**Exercise goal:** Every line below is to be copied exactly, with the pictures left out.

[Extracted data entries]
========================================================================
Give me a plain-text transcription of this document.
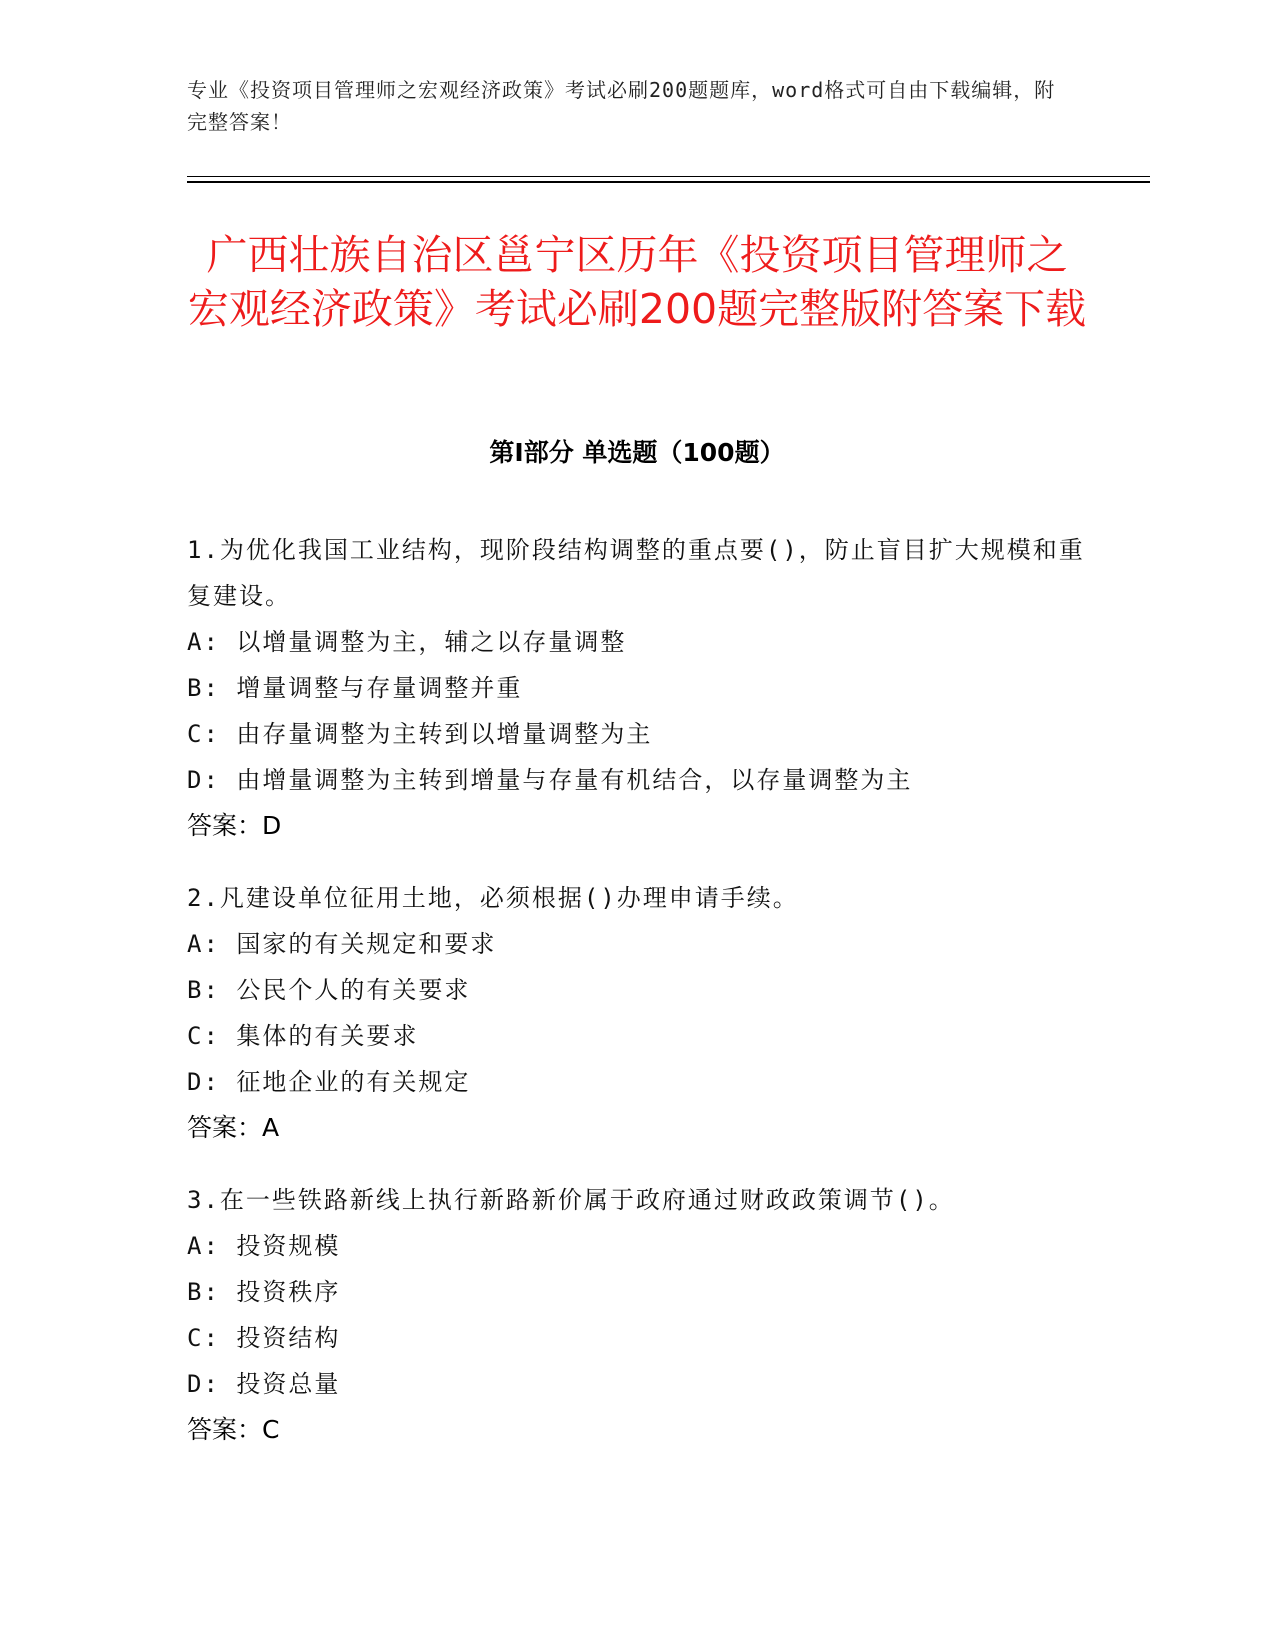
专业《投资项目管理师之宏观经济政策》考试必刷200题题库，word格式可自由下载编辑，附完整答案！
广西壮族自治区邕宁区历年《投资项目管理师之宏观经济政策》考试必刷200题完整版附答案下载
第I部分 单选题（100题）
1.为优化我国工业结构，现阶段结构调整的重点要()，防止盲目扩大规模和重复建设。
A: 以增量调整为主，辅之以存量调整
B: 增量调整与存量调整并重
C: 由存量调整为主转到以增量调整为主
D: 由增量调整为主转到增量与存量有机结合，以存量调整为主
答案：D
2.凡建设单位征用土地，必须根据()办理申请手续。
A: 国家的有关规定和要求
B: 公民个人的有关要求
C: 集体的有关要求
D: 征地企业的有关规定
答案：A
3.在一些铁路新线上执行新路新价属于政府通过财政政策调节()。
A: 投资规模
B: 投资秩序
C: 投资结构
D: 投资总量
答案：C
========================================================================
**Output of the task:**
Give me a plain-text transcription of this document.
专业《投资项目管理师之宏观经济政策》考试必刷200题题库，word格式可自由下载编辑，附完整答案！
广西壮族自治区邕宁区历年《投资项目管理师之宏观经济政策》考试必刷200题完整版附答案下载
第I部分 单选题（100题）
1.为优化我国工业结构，现阶段结构调整的重点要()，防止盲目扩大规模和重复建设。
A: 以增量调整为主，辅之以存量调整
B: 增量调整与存量调整并重
C: 由存量调整为主转到以增量调整为主
D: 由增量调整为主转到增量与存量有机结合，以存量调整为主
答案：D
2.凡建设单位征用土地，必须根据()办理申请手续。
A: 国家的有关规定和要求
B: 公民个人的有关要求
C: 集体的有关要求
D: 征地企业的有关规定
答案：A
3.在一些铁路新线上执行新路新价属于政府通过财政政策调节()。
A: 投资规模
B: 投资秩序
C: 投资结构
D: 投资总量
答案：C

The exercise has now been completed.